— start Task inputs —

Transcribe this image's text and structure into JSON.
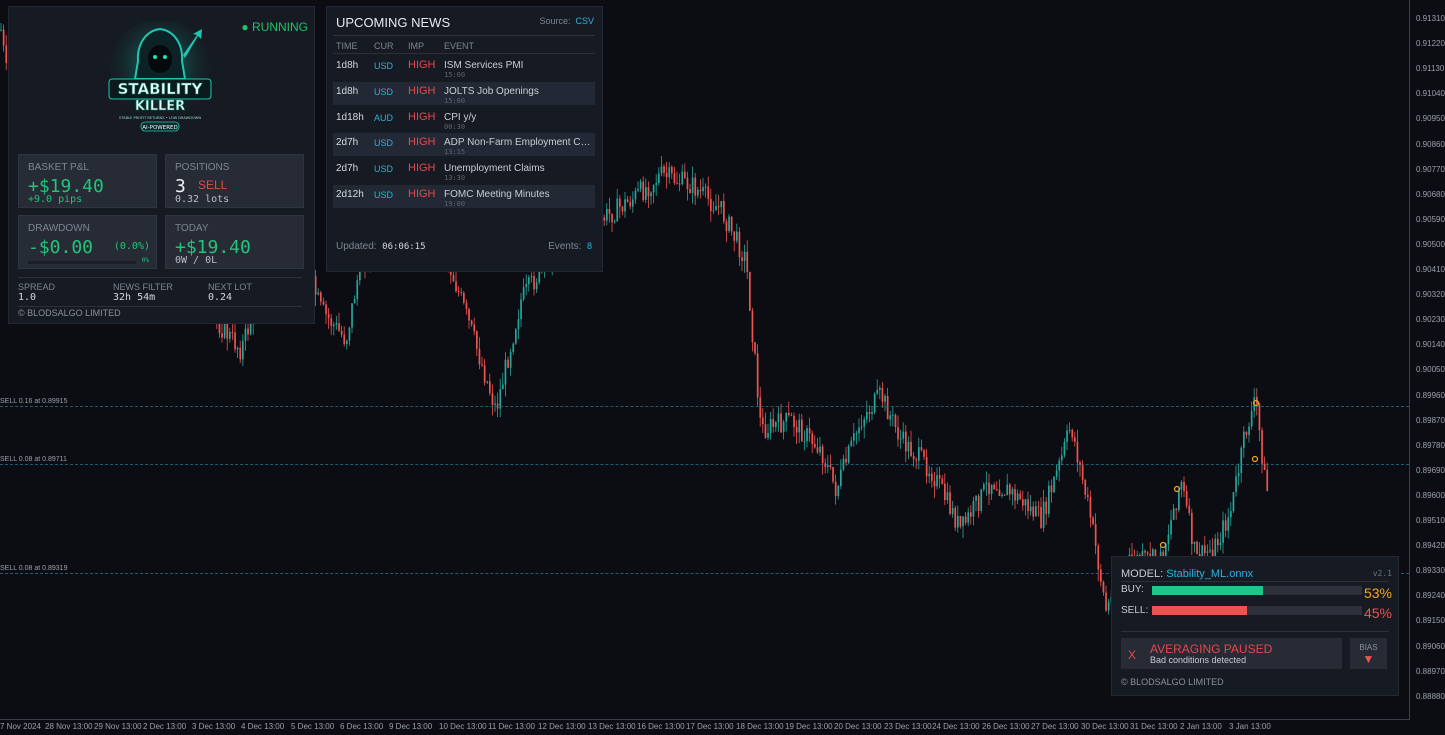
{
  "price_axis": [
    "0.91310",
    "0.91220",
    "0.91130",
    "0.91040",
    "0.90950",
    "0.90860",
    "0.90770",
    "0.90680",
    "0.90590",
    "0.90500",
    "0.90410",
    "0.90320",
    "0.90230",
    "0.90140",
    "0.90050",
    "0.89960",
    "0.89870",
    "0.89780",
    "0.89690",
    "0.89600",
    "0.89510",
    "0.89420",
    "0.89330",
    "0.89240",
    "0.89150",
    "0.89060",
    "0.88970",
    "0.88880"
  ],
  "time_axis": [
    "7 Nov 2024",
    "28 Nov 13:00",
    "29 Nov 13:00",
    "2 Dec 13:00",
    "3 Dec 13:00",
    "4 Dec 13:00",
    "5 Dec 13:00",
    "6 Dec 13:00",
    "9 Dec 13:00",
    "10 Dec 13:00",
    "11 Dec 13:00",
    "12 Dec 13:00",
    "13 Dec 13:00",
    "16 Dec 13:00",
    "17 Dec 13:00",
    "18 Dec 13:00",
    "19 Dec 13:00",
    "20 Dec 13:00",
    "23 Dec 13:00",
    "24 Dec 13:00",
    "26 Dec 13:00",
    "27 Dec 13:00",
    "30 Dec 13:00",
    "31 Dec 13:00",
    "2 Jan 13:00",
    "3 Jan 13:00"
  ],
  "order_lines": [
    "SELL 0.16 at 0.89915",
    "SELL 0.08 at 0.89711",
    "SELL 0.08 at 0.89319"
  ],
  "dashboard": {
    "status": "RUNNING",
    "logo_text": {
      "line1": "STABILITY",
      "line2": "KILLER",
      "tagline": "STABLE PROFIT RETURNS • LOW DRAWDOWN",
      "badge": "AI-POWERED"
    },
    "basket": {
      "title": "BASKET P&L",
      "value": "+$19.40",
      "sub": "+9.0 pips"
    },
    "positions": {
      "title": "POSITIONS",
      "count": "3",
      "side": "SELL",
      "sub": "0.32 lots"
    },
    "drawdown": {
      "title": "DRAWDOWN",
      "value": "-$0.00",
      "pct": "(0.0%)",
      "bar_label": "0%"
    },
    "today": {
      "title": "TODAY",
      "value": "+$19.40",
      "sub": "0W / 0L"
    },
    "stats": [
      {
        "label": "SPREAD",
        "value": "1.0"
      },
      {
        "label": "NEWS FILTER",
        "value": "32h 54m"
      },
      {
        "label": "NEXT LOT",
        "value": "0.24"
      }
    ],
    "copyright": "© BLODSALGO LIMITED"
  },
  "news": {
    "title": "UPCOMING NEWS",
    "source_label": "Source:",
    "source": "CSV",
    "headers": [
      "TIME",
      "CUR",
      "IMP",
      "EVENT"
    ],
    "rows": [
      {
        "time": "1d8h",
        "cur": "USD",
        "imp": "HIGH",
        "event": "ISM Services PMI",
        "at": "15:00"
      },
      {
        "time": "1d8h",
        "cur": "USD",
        "imp": "HIGH",
        "event": "JOLTS Job Openings",
        "at": "15:00"
      },
      {
        "time": "1d18h",
        "cur": "AUD",
        "imp": "HIGH",
        "event": "CPI y/y",
        "at": "00:30"
      },
      {
        "time": "2d7h",
        "cur": "USD",
        "imp": "HIGH",
        "event": "ADP Non-Farm Employment Ch...",
        "at": "13:15"
      },
      {
        "time": "2d7h",
        "cur": "USD",
        "imp": "HIGH",
        "event": "Unemployment Claims",
        "at": "13:30"
      },
      {
        "time": "2d12h",
        "cur": "USD",
        "imp": "HIGH",
        "event": "FOMC Meeting Minutes",
        "at": "19:00"
      }
    ],
    "updated_label": "Updated:",
    "updated": "06:06:15",
    "events_label": "Events:",
    "events": "8"
  },
  "model": {
    "label": "MODEL:",
    "name": "Stability_ML.onnx",
    "version": "v2.1",
    "buy_label": "BUY:",
    "buy_pct": "53%",
    "buy_fraction": 0.53,
    "sell_label": "SELL:",
    "sell_pct": "45%",
    "sell_fraction": 0.45,
    "status_icon": "X",
    "status": "AVERAGING PAUSED",
    "status_sub": "Bad conditions detected",
    "bias_label": "BIAS",
    "bias_icon": "▼",
    "copyright": "© BLODSALGO LIMITED"
  },
  "colors": {
    "bull": "#26a69a",
    "bear": "#ef5350",
    "accent": "#2bb3e0",
    "positive": "#23c47a",
    "negative": "#e5484d",
    "warning": "#f5a623"
  }
}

— end Task inputs —

**Required work:** Pictures appear in the records above. Output everything except them, exactly.

**Task answer:**
Transcribe this image's text and structure into JSON.
{
  "price_axis": [
    "0.91310",
    "0.91220",
    "0.91130",
    "0.91040",
    "0.90950",
    "0.90860",
    "0.90770",
    "0.90680",
    "0.90590",
    "0.90500",
    "0.90410",
    "0.90320",
    "0.90230",
    "0.90140",
    "0.90050",
    "0.89960",
    "0.89870",
    "0.89780",
    "0.89690",
    "0.89600",
    "0.89510",
    "0.89420",
    "0.89330",
    "0.89240",
    "0.89150",
    "0.89060",
    "0.88970",
    "0.88880"
  ],
  "time_axis": [
    "7 Nov 2024",
    "28 Nov 13:00",
    "29 Nov 13:00",
    "2 Dec 13:00",
    "3 Dec 13:00",
    "4 Dec 13:00",
    "5 Dec 13:00",
    "6 Dec 13:00",
    "9 Dec 13:00",
    "10 Dec 13:00",
    "11 Dec 13:00",
    "12 Dec 13:00",
    "13 Dec 13:00",
    "16 Dec 13:00",
    "17 Dec 13:00",
    "18 Dec 13:00",
    "19 Dec 13:00",
    "20 Dec 13:00",
    "23 Dec 13:00",
    "24 Dec 13:00",
    "26 Dec 13:00",
    "27 Dec 13:00",
    "30 Dec 13:00",
    "31 Dec 13:00",
    "2 Jan 13:00",
    "3 Jan 13:00"
  ],
  "order_lines": [
    "SELL 0.16 at 0.89915",
    "SELL 0.08 at 0.89711",
    "SELL 0.08 at 0.89319"
  ],
  "dashboard": {
    "status": "RUNNING",
    "logo_text": {
      "line1": "STABILITY",
      "line2": "KILLER",
      "tagline": "STABLE PROFIT RETURNS • LOW DRAWDOWN",
      "badge": "AI-POWERED"
    },
    "basket": {
      "title": "BASKET P&L",
      "value": "+$19.40",
      "sub": "+9.0 pips"
    },
    "positions": {
      "title": "POSITIONS",
      "count": "3",
      "side": "SELL",
      "sub": "0.32 lots"
    },
    "drawdown": {
      "title": "DRAWDOWN",
      "value": "-$0.00",
      "pct": "(0.0%)",
      "bar_label": "0%"
    },
    "today": {
      "title": "TODAY",
      "value": "+$19.40",
      "sub": "0W / 0L"
    },
    "stats": [
      {
        "label": "SPREAD",
        "value": "1.0"
      },
      {
        "label": "NEWS FILTER",
        "value": "32h 54m"
      },
      {
        "label": "NEXT LOT",
        "value": "0.24"
      }
    ],
    "copyright": "© BLODSALGO LIMITED"
  },
  "news": {
    "title": "UPCOMING NEWS",
    "source_label": "Source:",
    "source": "CSV",
    "headers": [
      "TIME",
      "CUR",
      "IMP",
      "EVENT"
    ],
    "rows": [
      {
        "time": "1d8h",
        "cur": "USD",
        "imp": "HIGH",
        "event": "ISM Services PMI",
        "at": "15:00"
      },
      {
        "time": "1d8h",
        "cur": "USD",
        "imp": "HIGH",
        "event": "JOLTS Job Openings",
        "at": "15:00"
      },
      {
        "time": "1d18h",
        "cur": "AUD",
        "imp": "HIGH",
        "event": "CPI y/y",
        "at": "00:30"
      },
      {
        "time": "2d7h",
        "cur": "USD",
        "imp": "HIGH",
        "event": "ADP Non-Farm Employment Ch...",
        "at": "13:15"
      },
      {
        "time": "2d7h",
        "cur": "USD",
        "imp": "HIGH",
        "event": "Unemployment Claims",
        "at": "13:30"
      },
      {
        "time": "2d12h",
        "cur": "USD",
        "imp": "HIGH",
        "event": "FOMC Meeting Minutes",
        "at": "19:00"
      }
    ],
    "updated_label": "Updated:",
    "updated": "06:06:15",
    "events_label": "Events:",
    "events": "8"
  },
  "model": {
    "label": "MODEL:",
    "name": "Stability_ML.onnx",
    "version": "v2.1",
    "buy_label": "BUY:",
    "buy_pct": "53%",
    "buy_fraction": 0.53,
    "sell_label": "SELL:",
    "sell_pct": "45%",
    "sell_fraction": 0.45,
    "status_icon": "X",
    "status": "AVERAGING PAUSED",
    "status_sub": "Bad conditions detected",
    "bias_label": "BIAS",
    "bias_icon": "▼",
    "copyright": "© BLODSALGO LIMITED"
  },
  "colors": {
    "bull": "#26a69a",
    "bear": "#ef5350",
    "accent": "#2bb3e0",
    "positive": "#23c47a",
    "negative": "#e5484d",
    "warning": "#f5a623"
  }
}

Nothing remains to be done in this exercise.